# Exercise prompt
Using the listing below, extract each line that has the word "icon" in it.

# Exercise input
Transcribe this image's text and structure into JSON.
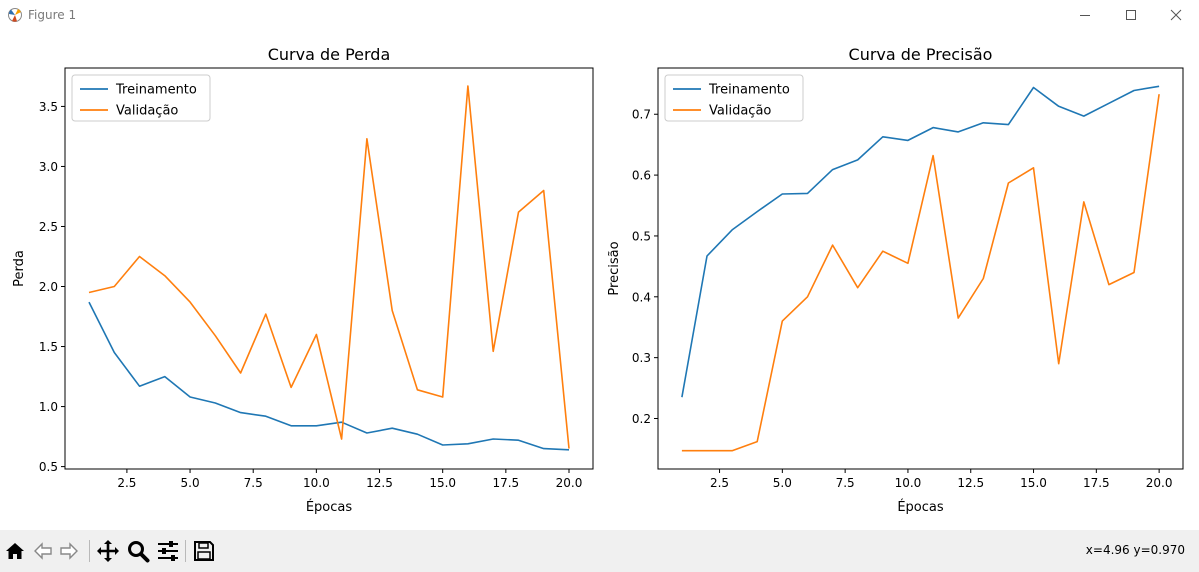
{
  "window": {
    "title": "Figure 1",
    "minimize_icon": "minimize-icon",
    "maximize_icon": "maximize-icon",
    "close_icon": "close-icon"
  },
  "toolbar": {
    "buttons": [
      "home-icon",
      "back-icon",
      "forward-icon",
      "pan-icon",
      "zoom-icon",
      "configure-subplots-icon",
      "save-icon"
    ],
    "coords": "x=4.96 y=0.970"
  },
  "colors": {
    "train": "#1f77b4",
    "val": "#ff7f0e"
  },
  "chart_data": [
    {
      "type": "line",
      "title": "Curva de Perda",
      "xlabel": "Épocas",
      "ylabel": "Perda",
      "x": [
        1,
        2,
        3,
        4,
        5,
        6,
        7,
        8,
        9,
        10,
        11,
        12,
        13,
        14,
        15,
        16,
        17,
        18,
        19,
        20
      ],
      "xlim": [
        0.05,
        20.95
      ],
      "ylim": [
        0.48,
        3.82
      ],
      "xticks": [
        2.5,
        5.0,
        7.5,
        10.0,
        12.5,
        15.0,
        17.5,
        20.0
      ],
      "xtick_labels": [
        "2.5",
        "5.0",
        "7.5",
        "10.0",
        "12.5",
        "15.0",
        "17.5",
        "20.0"
      ],
      "yticks": [
        0.5,
        1.0,
        1.5,
        2.0,
        2.5,
        3.0,
        3.5
      ],
      "ytick_labels": [
        "0.5",
        "1.0",
        "1.5",
        "2.0",
        "2.5",
        "3.0",
        "3.5"
      ],
      "grid": false,
      "legend": "top-left",
      "series": [
        {
          "name": "Treinamento",
          "values": [
            1.87,
            1.45,
            1.17,
            1.25,
            1.08,
            1.03,
            0.95,
            0.92,
            0.84,
            0.84,
            0.87,
            0.78,
            0.82,
            0.77,
            0.68,
            0.69,
            0.73,
            0.72,
            0.65,
            0.64
          ]
        },
        {
          "name": "Validação",
          "values": [
            1.95,
            2.0,
            2.25,
            2.09,
            1.87,
            1.59,
            1.28,
            1.77,
            1.16,
            1.6,
            0.73,
            3.23,
            1.8,
            1.14,
            1.08,
            3.67,
            1.46,
            2.62,
            2.8,
            0.65
          ]
        }
      ]
    },
    {
      "type": "line",
      "title": "Curva de Precisão",
      "xlabel": "Épocas",
      "ylabel": "Precisão",
      "x": [
        1,
        2,
        3,
        4,
        5,
        6,
        7,
        8,
        9,
        10,
        11,
        12,
        13,
        14,
        15,
        16,
        17,
        18,
        19,
        20
      ],
      "xlim": [
        0.05,
        20.95
      ],
      "ylim": [
        0.117,
        0.776
      ],
      "xticks": [
        2.5,
        5.0,
        7.5,
        10.0,
        12.5,
        15.0,
        17.5,
        20.0
      ],
      "xtick_labels": [
        "2.5",
        "5.0",
        "7.5",
        "10.0",
        "12.5",
        "15.0",
        "17.5",
        "20.0"
      ],
      "yticks": [
        0.2,
        0.3,
        0.4,
        0.5,
        0.6,
        0.7
      ],
      "ytick_labels": [
        "0.2",
        "0.3",
        "0.4",
        "0.5",
        "0.6",
        "0.7"
      ],
      "grid": false,
      "legend": "top-left",
      "series": [
        {
          "name": "Treinamento",
          "values": [
            0.235,
            0.467,
            0.51,
            0.54,
            0.569,
            0.57,
            0.609,
            0.625,
            0.663,
            0.657,
            0.678,
            0.671,
            0.686,
            0.683,
            0.744,
            0.713,
            0.697,
            0.718,
            0.739,
            0.746
          ]
        },
        {
          "name": "Validação",
          "values": [
            0.147,
            0.147,
            0.147,
            0.162,
            0.36,
            0.4,
            0.485,
            0.415,
            0.475,
            0.455,
            0.632,
            0.365,
            0.43,
            0.587,
            0.612,
            0.29,
            0.556,
            0.42,
            0.44,
            0.733
          ]
        }
      ]
    }
  ]
}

# Response to this task
    "minimize_icon": "minimize-icon",
    "maximize_icon": "maximize-icon",
    "close_icon": "close-icon"
      "home-icon",
      "back-icon",
      "forward-icon",
      "pan-icon",
      "zoom-icon",
      "configure-subplots-icon",
      "save-icon"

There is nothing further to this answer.